* **Task**:
Can you transcribe every line exactly and leave the pictures behind?

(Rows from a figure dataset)
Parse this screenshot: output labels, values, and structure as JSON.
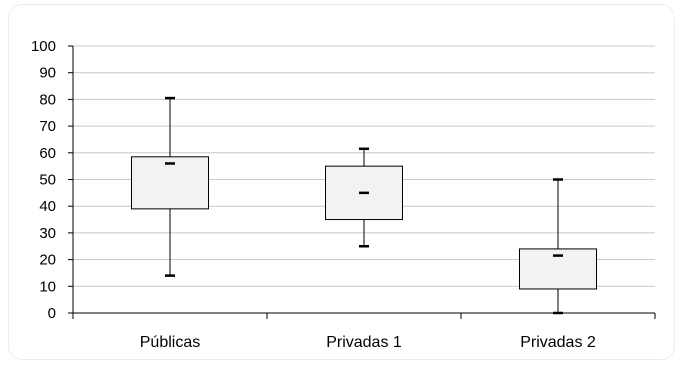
{
  "chart_data": {
    "type": "box",
    "title": "",
    "xlabel": "",
    "ylabel": "",
    "ylim": [
      0,
      100
    ],
    "yticks": [
      0,
      10,
      20,
      30,
      40,
      50,
      60,
      70,
      80,
      90,
      100
    ],
    "grid": true,
    "categories": [
      "Públicas",
      "Privadas 1",
      "Privadas 2"
    ],
    "boxes": [
      {
        "category": "Públicas",
        "min": 14,
        "q1": 39,
        "q3": 58.5,
        "max": 80.5,
        "marker": 56
      },
      {
        "category": "Privadas 1",
        "min": 25,
        "q1": 35,
        "q3": 55,
        "max": 61.5,
        "marker": 45
      },
      {
        "category": "Privadas 2",
        "min": 0,
        "q1": 9,
        "q3": 24,
        "max": 50,
        "marker": 21.5
      }
    ],
    "colors": {
      "box_fill": "#f2f2f2",
      "stroke": "#000000",
      "grid": "#c8c8c8"
    }
  }
}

* **Answer to this problem**:
Parse this screenshot: output labels, values, and structure as JSON.
{
  "chart_data": {
    "type": "box",
    "title": "",
    "xlabel": "",
    "ylabel": "",
    "ylim": [
      0,
      100
    ],
    "yticks": [
      0,
      10,
      20,
      30,
      40,
      50,
      60,
      70,
      80,
      90,
      100
    ],
    "grid": true,
    "categories": [
      "Públicas",
      "Privadas 1",
      "Privadas 2"
    ],
    "boxes": [
      {
        "category": "Públicas",
        "min": 14,
        "q1": 39,
        "q3": 58.5,
        "max": 80.5,
        "marker": 56
      },
      {
        "category": "Privadas 1",
        "min": 25,
        "q1": 35,
        "q3": 55,
        "max": 61.5,
        "marker": 45
      },
      {
        "category": "Privadas 2",
        "min": 0,
        "q1": 9,
        "q3": 24,
        "max": 50,
        "marker": 21.5
      }
    ],
    "colors": {
      "box_fill": "#f2f2f2",
      "stroke": "#000000",
      "grid": "#c8c8c8"
    }
  }
}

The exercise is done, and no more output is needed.